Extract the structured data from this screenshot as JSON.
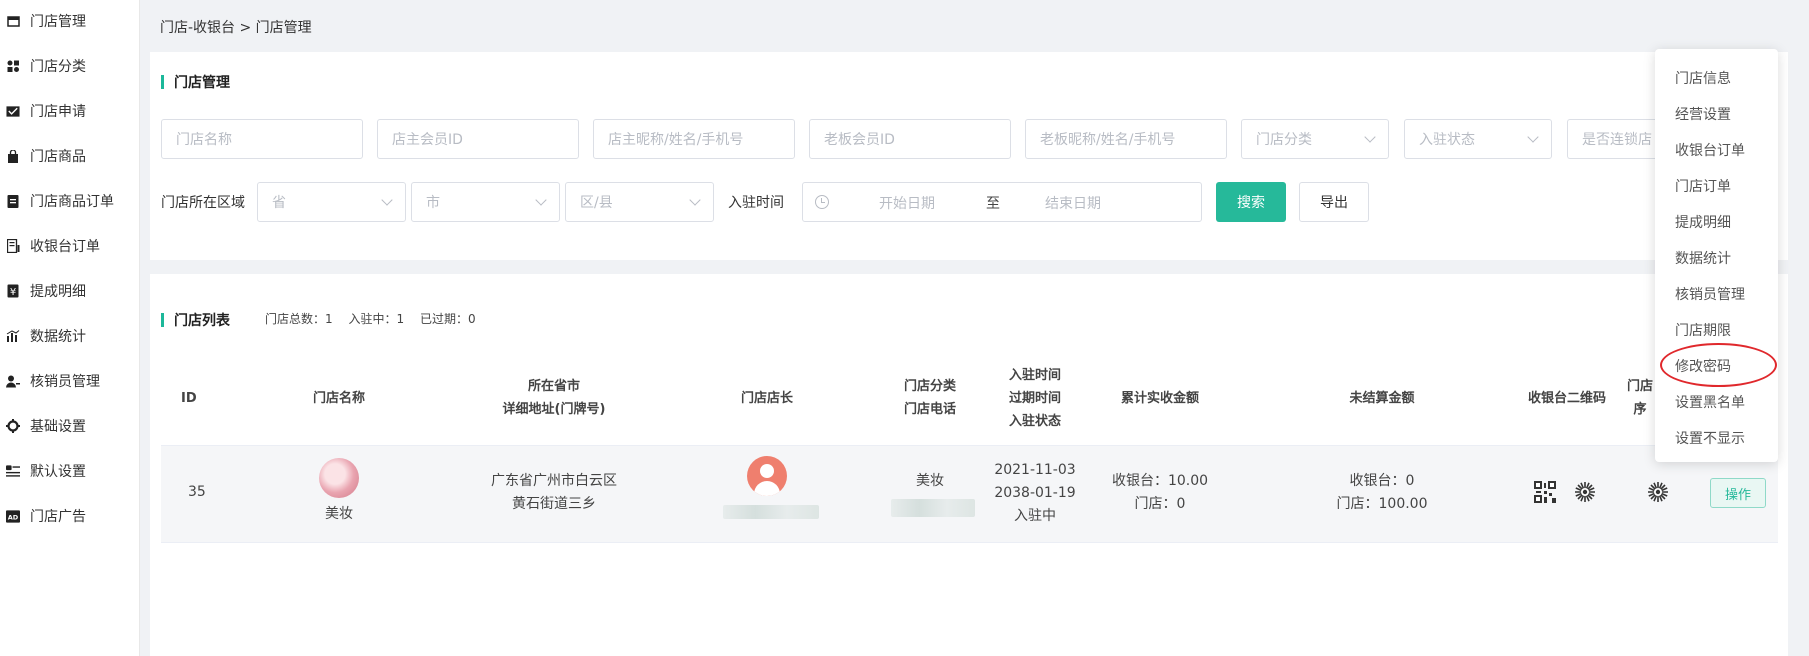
{
  "sidebar": {
    "items": [
      {
        "label": "门店管理",
        "icon": "store-icon"
      },
      {
        "label": "门店分类",
        "icon": "grid-icon"
      },
      {
        "label": "门店申请",
        "icon": "inbox-icon"
      },
      {
        "label": "门店商品",
        "icon": "bag-icon"
      },
      {
        "label": "门店商品订单",
        "icon": "clipboard-icon"
      },
      {
        "label": "收银台订单",
        "icon": "receipt-icon"
      },
      {
        "label": "提成明细",
        "icon": "yen-icon"
      },
      {
        "label": "数据统计",
        "icon": "bar-chart-icon"
      },
      {
        "label": "核销员管理",
        "icon": "user-key-icon"
      },
      {
        "label": "基础设置",
        "icon": "gear-icon"
      },
      {
        "label": "默认设置",
        "icon": "list-icon"
      },
      {
        "label": "门店广告",
        "icon": "ad-icon"
      }
    ]
  },
  "breadcrumb": "门店-收银台 > 门店管理",
  "filter": {
    "title": "门店管理",
    "store_name_placeholder": "门店名称",
    "member_id_placeholder": "店主会员ID",
    "owner_info_placeholder": "店主昵称/姓名/手机号",
    "boss_id_placeholder": "老板会员ID",
    "boss_info_placeholder": "老板昵称/姓名/手机号",
    "category_placeholder": "门店分类",
    "status_placeholder": "入驻状态",
    "chain_placeholder": "是否连锁店",
    "region_label": "门店所在区域",
    "province_placeholder": "省",
    "city_placeholder": "市",
    "district_placeholder": "区/县",
    "time_label": "入驻时间",
    "start_placeholder": "开始日期",
    "range_separator": "至",
    "end_placeholder": "结束日期",
    "search_label": "搜索",
    "export_label": "导出"
  },
  "list": {
    "title": "门店列表",
    "stats": {
      "total": "门店总数：1",
      "active": "入驻中：1",
      "expired": "已过期：0"
    },
    "headers": {
      "id": "ID",
      "name": "门店名称",
      "address_1": "所在省市",
      "address_2": "详细地址(门牌号)",
      "manager": "门店店长",
      "category_1": "门店分类",
      "category_2": "门店电话",
      "time_1": "入驻时间",
      "time_2": "过期时间",
      "time_3": "入驻状态",
      "total_received": "累计实收金额",
      "unsettled": "未结算金额",
      "qr_code": "收银台二维码",
      "store_qr_1": "门店",
      "store_qr_2": "序"
    },
    "row": {
      "id": "35",
      "name": "美妆",
      "address_1": "广东省广州市白云区",
      "address_2": "黄石街道三乡",
      "category": "美妆",
      "join_date": "2021-11-03",
      "expire_date": "2038-01-19",
      "status": "入驻中",
      "received_cashier": "收银台：10.00",
      "received_store": "门店：0",
      "unsettled_cashier": "收银台：0",
      "unsettled_store": "门店：100.00",
      "action_label": "操作"
    }
  },
  "dropdown": {
    "items": [
      "门店信息",
      "经营设置",
      "收银台订单",
      "门店订单",
      "提成明细",
      "数据统计",
      "核销员管理",
      "门店期限",
      "修改密码",
      "设置黑名单",
      "设置不显示"
    ]
  },
  "colors": {
    "accent": "#26b99a",
    "highlight_circle": "#e0282c"
  }
}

____________

== What the task asks ==
Copy every line of the data that holds the string "门店名称".

== Response to this task ==
    "store_name_placeholder": "门店名称",
      "name": "门店名称",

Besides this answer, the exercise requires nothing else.